AIM →
Below are some records. Copy every line in them that holds "цепях".
* Start SUPPLIED RECORDS *
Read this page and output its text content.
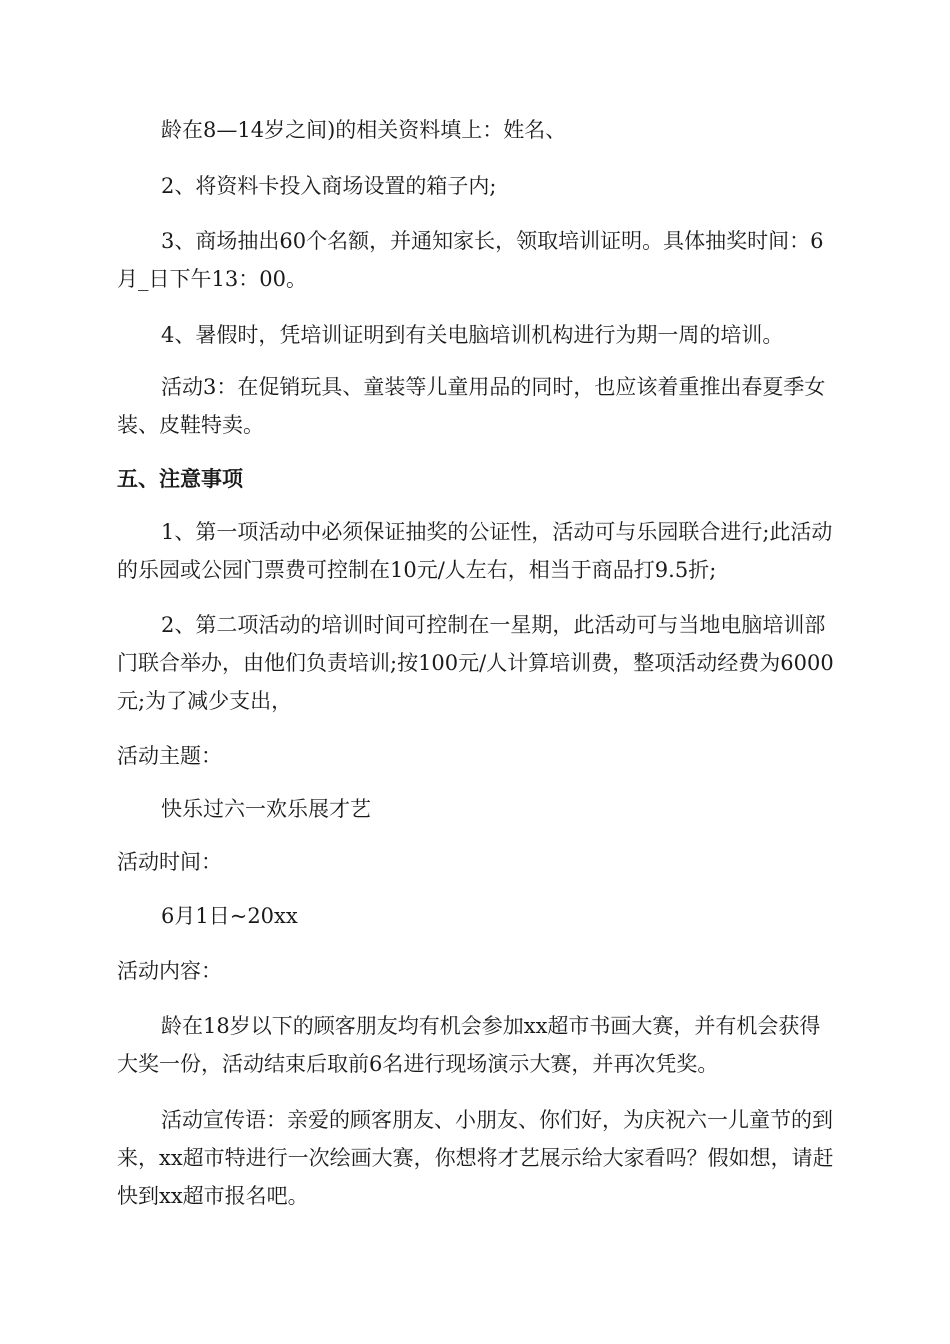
龄在8—14岁之间)的相关资料填上：姓名、

2、将资料卡投入商场设置的箱子内;

3、商场抽出60个名额，并通知家长，领取培训证明。具体抽奖时间：6月_日下午13：00。

4、暑假时，凭培训证明到有关电脑培训机构进行为期一周的培训。

活动3：在促销玩具、童装等儿童用品的同时，也应该着重推出春夏季女装、皮鞋特卖。

五、注意事项

1、第一项活动中必须保证抽奖的公证性，活动可与乐园联合进行;此活动的乐园或公园门票费可控制在10元/人左右，相当于商品打9.5折;

2、第二项活动的培训时间可控制在一星期，此活动可与当地电脑培训部门联合举办，由他们负责培训;按100元/人计算培训费，整项活动经费为6000元;为了减少支出，

活动主题：

快乐过六一欢乐展才艺

活动时间：

6月1日~20xx

活动内容：

龄在18岁以下的顾客朋友均有机会参加xx超市书画大赛，并有机会获得大奖一份，活动结束后取前6名进行现场演示大赛，并再次凭奖。

活动宣传语：亲爱的顾客朋友、小朋友、你们好，为庆祝六一儿童节的到来，xx超市特进行一次绘画大赛，你想将才艺展示给大家看吗？假如想，请赶快到xx超市报名吧。
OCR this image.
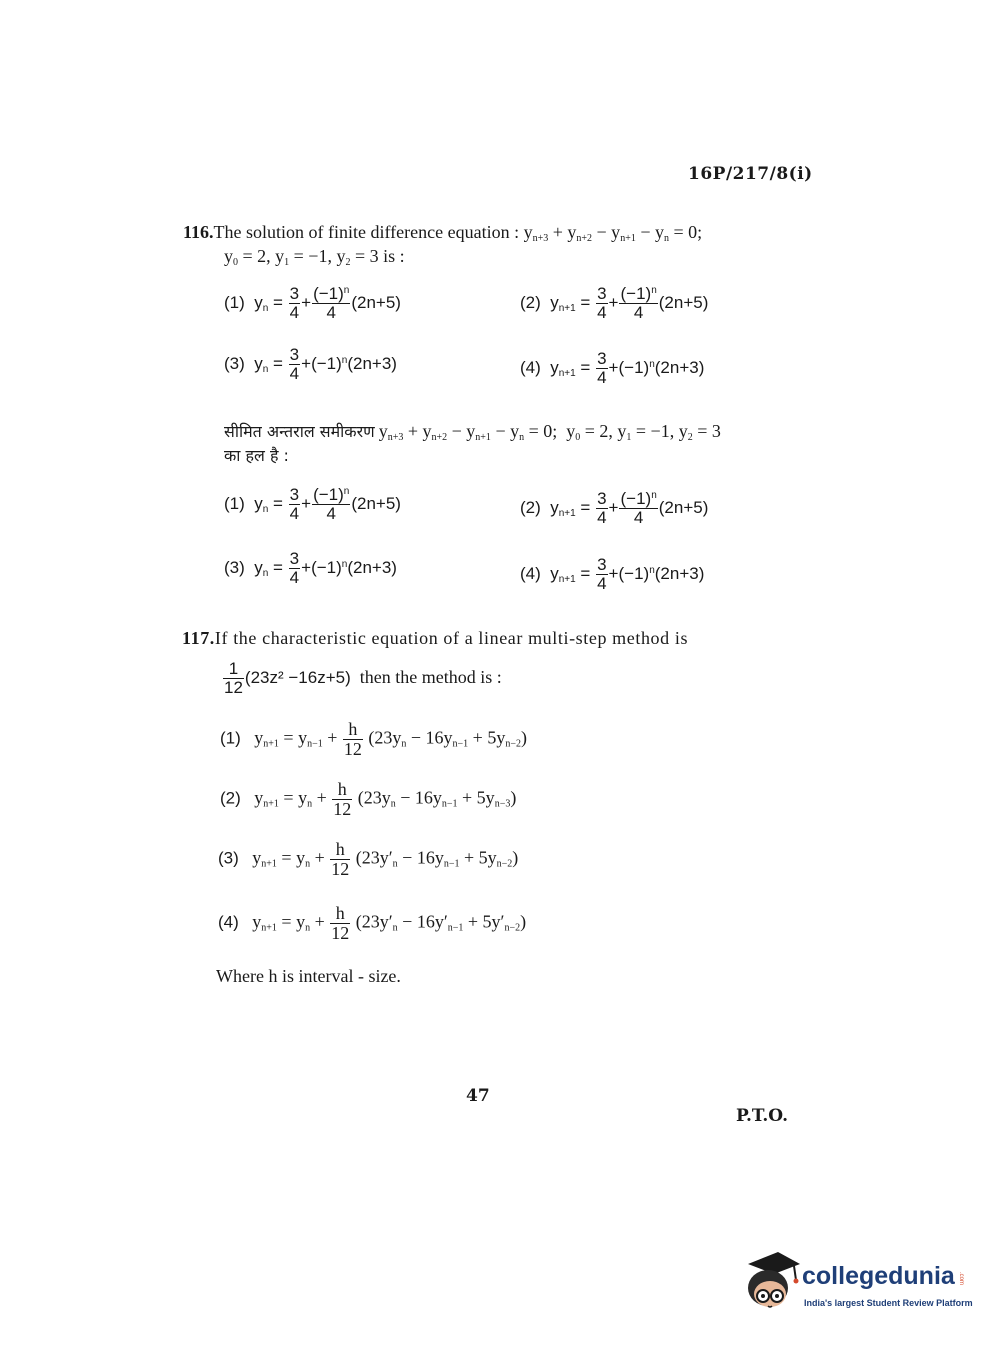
16P/217/8(i)
116.The solution of finite difference equation : $y_{n+3} + y_{n+2} - y_{n+1} - y_n = 0$;
$y_0 = 2$, $y_1 = -1$, $y_2 = 3$ is :
(1)  $y_n = \frac{3}{4} + \frac{(-1)^n}{4} (2n+5)$	(2)  $y_{n+1} = \frac{3}{4} + \frac{(-1)^n}{4} (2n+5)$
(3)  $y_n = \frac{3}{4} +(-1)^n(2n+3)$	(4)  $y_{n+1} = \frac{3}{4} +(-1)^n(2n+3)$
सीमित अन्तराल समीकरण $y_{n+3} + y_{n+2} - y_{n+1} - y_n = 0$;  $y_0 = 2$, $y_1 = -1$, $y_2 = 3$
का हल है :
(1)  $y_n = \frac{3}{4} + \frac{(-1)^n}{4} (2n+5)$	(2)  $y_{n+1} = \frac{3}{4} + \frac{(-1)^n}{4} (2n+5)$
(3)  $y_n = \frac{3}{4} +(-1)^n(2n+3)$	(4)  $y_{n+1} = \frac{3}{4} +(-1)^n(2n+3)$
117.If the characteristic equation of a linear multi-step method is
$\frac{1}{12} (23z^2 -16z+5)$ then the method is :
(1)   $y_{n+1} = y_{n-1} + \frac{h}{12} (23y_n - 16y_{n-1} + 5y_{n-2})$
(2)   $y_{n+1} = y_n + \frac{h}{12} (23y_n - 16y_{n-1} + 5y_{n-3})$
(3)   $y_{n+1} = y_n + \frac{h}{12} (23y'_n - 16y_{n-1} + 5y_{n-2})$
(4)   $y_{n+1} = y_n + \frac{h}{12} (23y'_n - 16y'_{n-1} + 5y'_{n-2})$
Where h is interval - size.
47
P.T.O.
collegedunia .com
India's largest Student Review Platform
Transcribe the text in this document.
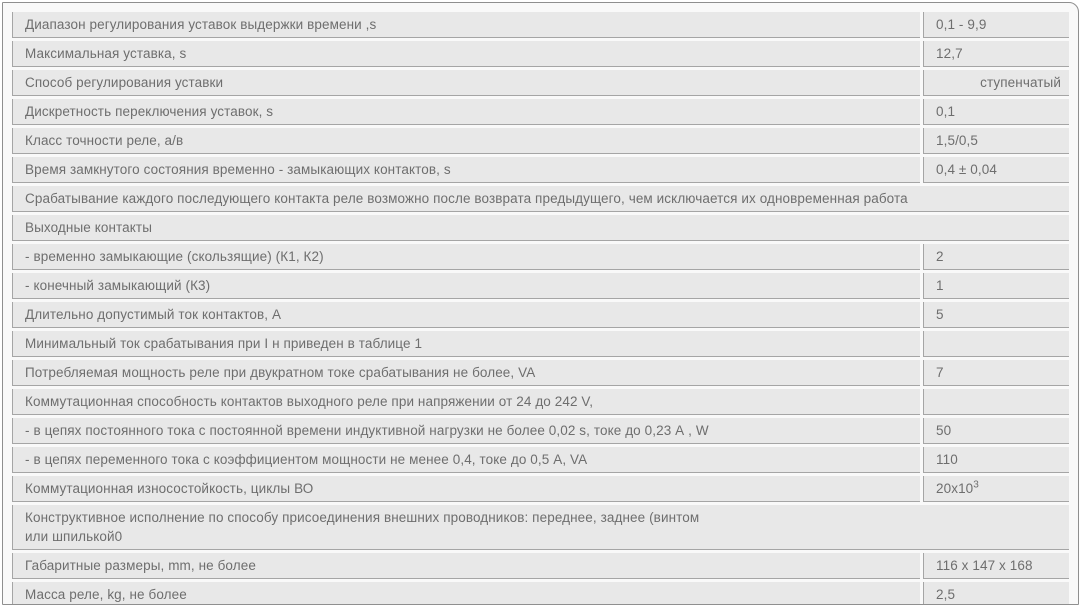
Диапазон регулирования уставок выдержки времени ,s	0,1 - 9,9
Максимальная уставка, s	12,7
Способ регулирования уставки	ступенчатый
Дискретность переключения уставок, s	0,1
Класс точности реле, а/в	1,5/0,5
Время замкнутого состояния временно - замыкающих контактов, s	0,4 ± 0,04
Срабатывание каждого последующего контакта реле возможно после возврата предыдущего, чем исключается их одновременная работа	
Выходные контакты	
- временно замыкающие (скользящие) (К1, К2)	2
- конечный замыкающий (К3)	1
Длительно допустимый ток контактов, А	5
Минимальный ток срабатывания при I н приведен в таблице 1	
Потребляемая мощность реле при двукратном токе срабатывания не более, VA	7
Коммутационная способность контактов выходного реле при напряжении от 24 до 242 V,	
- в цепях постоянного тока с постоянной времени индуктивной нагрузки не более 0,02 s, токе до 0,23 А , W	50
- в цепях переменного тока с коэффициентом мощности не менее 0,4, токе до 0,5 А, VA	110
Коммутационная износостойкость, циклы ВО	$20x10^3$

Конструктивное исполнение по способу присоединения внешних проводников: переднее, заднее (винтом
или шпилькой0	

Габаритные размеры, mm, не более	116 x 147 x 168
Масса реле, kg, не более	2,5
* End SUPPLIED RECORDS *
TASK OUTPUT →
- в цепях постоянного тока с постоянной времени индуктивной нагрузки не более 0,02 s, токе до 0,23 А , W	50
- в цепях переменного тока с коэффициентом мощности не менее 0,4, токе до 0,5 А, VA	110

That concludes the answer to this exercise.